**Do this:** Your job is to retype all of the data word for word, leaving every image out.

**Dataset excerpts:**
--- BEGIN ---

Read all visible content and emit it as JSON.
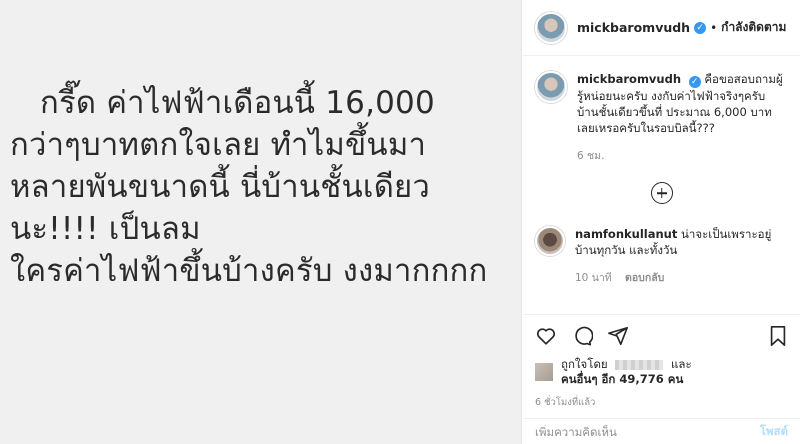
{
  "post": {
    "lines": [
      "กรี๊ด ค่าไฟฟ้าเดือนนี้ 16,000",
      "กว่าๆบาทตกใจเลย  ทำไมขึ้นมา",
      "หลายพันขนาดนี้  นี่บ้านชั้นเดียว",
      "นะ!!!! เป็นลม",
      "ใครค่าไฟฟ้าขึ้นบ้างครับ งงมากกกก"
    ]
  },
  "header": {
    "username": "mickbaromvudh",
    "verified_mark": "✓",
    "separator": "•",
    "follow_state": "กำลังติดตาม"
  },
  "caption": {
    "username": "mickbaromvudh",
    "verified_mark": "✓",
    "text": "คือขอสอบถามผู้รู้หน่อยนะครับ งงกับค่าไฟฟ้าจริงๆครับ บ้านชั้นเดียวขึ้นที่ ประมาณ 6,000 บาทเลยเหรอครับในรอบบิลนี้???",
    "time": "6 ชม."
  },
  "comment1": {
    "username": "namfonkullanut",
    "text": "น่าจะเป็นเพราะอยู่บ้านทุกวัน และทั้งวัน",
    "time": "10 นาที",
    "reply_label": "ตอบกลับ"
  },
  "likes": {
    "prefix": "ถูกใจโดย",
    "and": "และ",
    "others": "คนอื่นๆ อีก 49,776 คน"
  },
  "time_ago": "6 ชั่วโมงที่แล้ว",
  "add_comment": {
    "placeholder": "เพิ่มความคิดเห็น",
    "post_label": "โพสต์"
  },
  "icons": {
    "like": "heart-icon",
    "comment": "comment-icon",
    "share": "share-icon",
    "save": "bookmark-icon",
    "more": "plus-circle-icon"
  }
}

--- END ---

**Task output:**
Read all visible content and emit it as JSON.
{
  "post": {
    "lines": [
      "กรี๊ด ค่าไฟฟ้าเดือนนี้ 16,000",
      "กว่าๆบาทตกใจเลย  ทำไมขึ้นมา",
      "หลายพันขนาดนี้  นี่บ้านชั้นเดียว",
      "นะ!!!! เป็นลม",
      "ใครค่าไฟฟ้าขึ้นบ้างครับ งงมากกกก"
    ]
  },
  "header": {
    "username": "mickbaromvudh",
    "verified_mark": "✓",
    "separator": "•",
    "follow_state": "กำลังติดตาม"
  },
  "caption": {
    "username": "mickbaromvudh",
    "verified_mark": "✓",
    "text": "คือขอสอบถามผู้รู้หน่อยนะครับ งงกับค่าไฟฟ้าจริงๆครับ บ้านชั้นเดียวขึ้นที่ ประมาณ 6,000 บาทเลยเหรอครับในรอบบิลนี้???",
    "time": "6 ชม."
  },
  "comment1": {
    "username": "namfonkullanut",
    "text": "น่าจะเป็นเพราะอยู่บ้านทุกวัน และทั้งวัน",
    "time": "10 นาที",
    "reply_label": "ตอบกลับ"
  },
  "likes": {
    "prefix": "ถูกใจโดย",
    "and": "และ",
    "others": "คนอื่นๆ อีก 49,776 คน"
  },
  "time_ago": "6 ชั่วโมงที่แล้ว",
  "add_comment": {
    "placeholder": "เพิ่มความคิดเห็น",
    "post_label": "โพสต์"
  },
  "icons": {
    "like": "heart-icon",
    "comment": "comment-icon",
    "share": "share-icon",
    "save": "bookmark-icon",
    "more": "plus-circle-icon"
  }
}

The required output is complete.